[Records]
— START —

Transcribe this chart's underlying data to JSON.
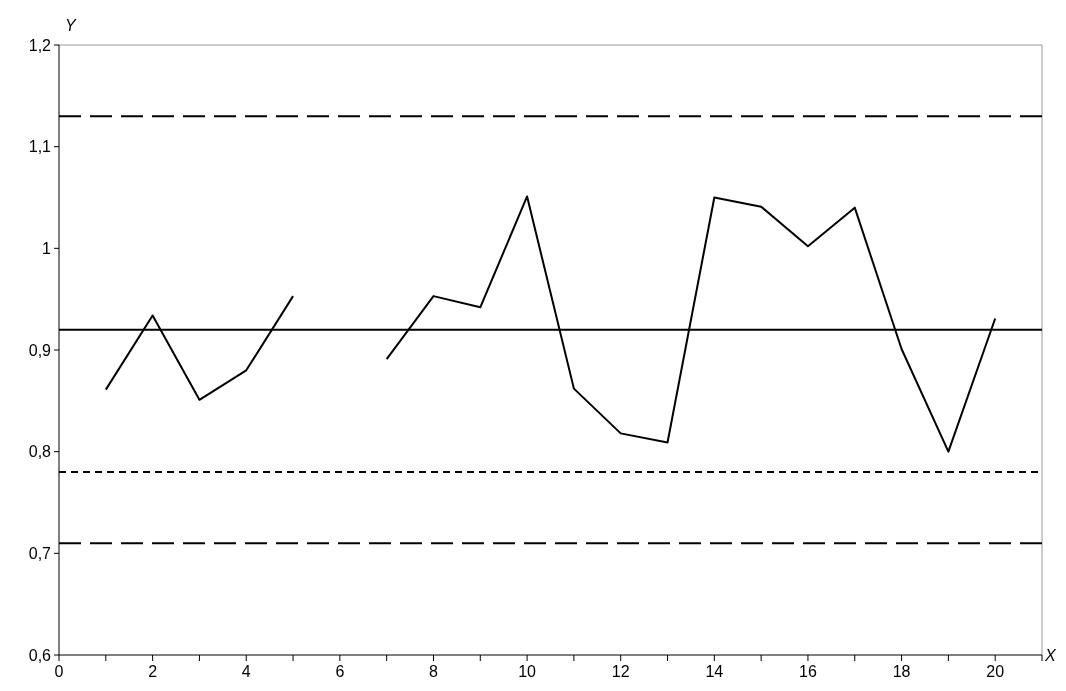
{
  "chart_data": {
    "type": "line",
    "xlabel": "X",
    "ylabel": "Y",
    "x": [
      1,
      2,
      3,
      4,
      5,
      6,
      7,
      8,
      9,
      10,
      11,
      12,
      13,
      14,
      15,
      16,
      17,
      18,
      19,
      20
    ],
    "series": [
      {
        "color": "#000000",
        "values": [
          0.861,
          0.934,
          0.851,
          0.88,
          0.953,
          null,
          0.891,
          0.953,
          0.942,
          1.051,
          0.862,
          0.818,
          0.809,
          1.05,
          1.041,
          1.002,
          1.04,
          0.901,
          0.8,
          0.931
        ]
      }
    ],
    "xlim": [
      0,
      21
    ],
    "xticks": [
      0,
      {
        "value": 1,
        "label": null
      },
      2,
      {
        "value": 3,
        "label": null
      },
      4,
      {
        "value": 5,
        "label": null
      },
      6,
      {
        "value": 7,
        "label": null
      },
      8,
      {
        "value": 9,
        "label": null
      },
      10,
      {
        "value": 11,
        "label": null
      },
      12,
      {
        "value": 13,
        "label": null
      },
      14,
      {
        "value": 15,
        "label": null
      },
      16,
      {
        "value": 17,
        "label": null
      },
      18,
      {
        "value": 19,
        "label": null
      },
      20,
      {
        "value": 21,
        "label": null
      }
    ],
    "ylim": [
      0.6,
      1.2
    ],
    "yticks": [
      {
        "value": 0.6,
        "label": "0,6"
      },
      {
        "value": 0.7,
        "label": "0,7"
      },
      {
        "value": 0.8,
        "label": "0,8"
      },
      {
        "value": 0.9,
        "label": "0,9"
      },
      1,
      {
        "value": 1.1,
        "label": "1,1"
      },
      {
        "value": 1.2,
        "label": "1,2"
      }
    ],
    "ref_lines": [
      {
        "axis": "y",
        "value": 1.13,
        "line_style": "dashed"
      },
      {
        "axis": "y",
        "value": 0.92,
        "line_style": "solid"
      },
      {
        "axis": "y",
        "value": 0.78,
        "line_style": "dotted"
      },
      {
        "axis": "y",
        "value": 0.71,
        "line_style": "dashed"
      }
    ],
    "marker": "none",
    "line_style": "solid"
  }
}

— END —

EXERCISE INSTRUCTIONS: Repeat the listing above exactly, with no pictures.

THE ANSWER:
Transcribe this chart's underlying data to JSON.
{
  "chart_data": {
    "type": "line",
    "xlabel": "X",
    "ylabel": "Y",
    "x": [
      1,
      2,
      3,
      4,
      5,
      6,
      7,
      8,
      9,
      10,
      11,
      12,
      13,
      14,
      15,
      16,
      17,
      18,
      19,
      20
    ],
    "series": [
      {
        "color": "#000000",
        "values": [
          0.861,
          0.934,
          0.851,
          0.88,
          0.953,
          null,
          0.891,
          0.953,
          0.942,
          1.051,
          0.862,
          0.818,
          0.809,
          1.05,
          1.041,
          1.002,
          1.04,
          0.901,
          0.8,
          0.931
        ]
      }
    ],
    "xlim": [
      0,
      21
    ],
    "xticks": [
      0,
      {
        "value": 1,
        "label": null
      },
      2,
      {
        "value": 3,
        "label": null
      },
      4,
      {
        "value": 5,
        "label": null
      },
      6,
      {
        "value": 7,
        "label": null
      },
      8,
      {
        "value": 9,
        "label": null
      },
      10,
      {
        "value": 11,
        "label": null
      },
      12,
      {
        "value": 13,
        "label": null
      },
      14,
      {
        "value": 15,
        "label": null
      },
      16,
      {
        "value": 17,
        "label": null
      },
      18,
      {
        "value": 19,
        "label": null
      },
      20,
      {
        "value": 21,
        "label": null
      }
    ],
    "ylim": [
      0.6,
      1.2
    ],
    "yticks": [
      {
        "value": 0.6,
        "label": "0,6"
      },
      {
        "value": 0.7,
        "label": "0,7"
      },
      {
        "value": 0.8,
        "label": "0,8"
      },
      {
        "value": 0.9,
        "label": "0,9"
      },
      1,
      {
        "value": 1.1,
        "label": "1,1"
      },
      {
        "value": 1.2,
        "label": "1,2"
      }
    ],
    "ref_lines": [
      {
        "axis": "y",
        "value": 1.13,
        "line_style": "dashed"
      },
      {
        "axis": "y",
        "value": 0.92,
        "line_style": "solid"
      },
      {
        "axis": "y",
        "value": 0.78,
        "line_style": "dotted"
      },
      {
        "axis": "y",
        "value": 0.71,
        "line_style": "dashed"
      }
    ],
    "marker": "none",
    "line_style": "solid"
  }
}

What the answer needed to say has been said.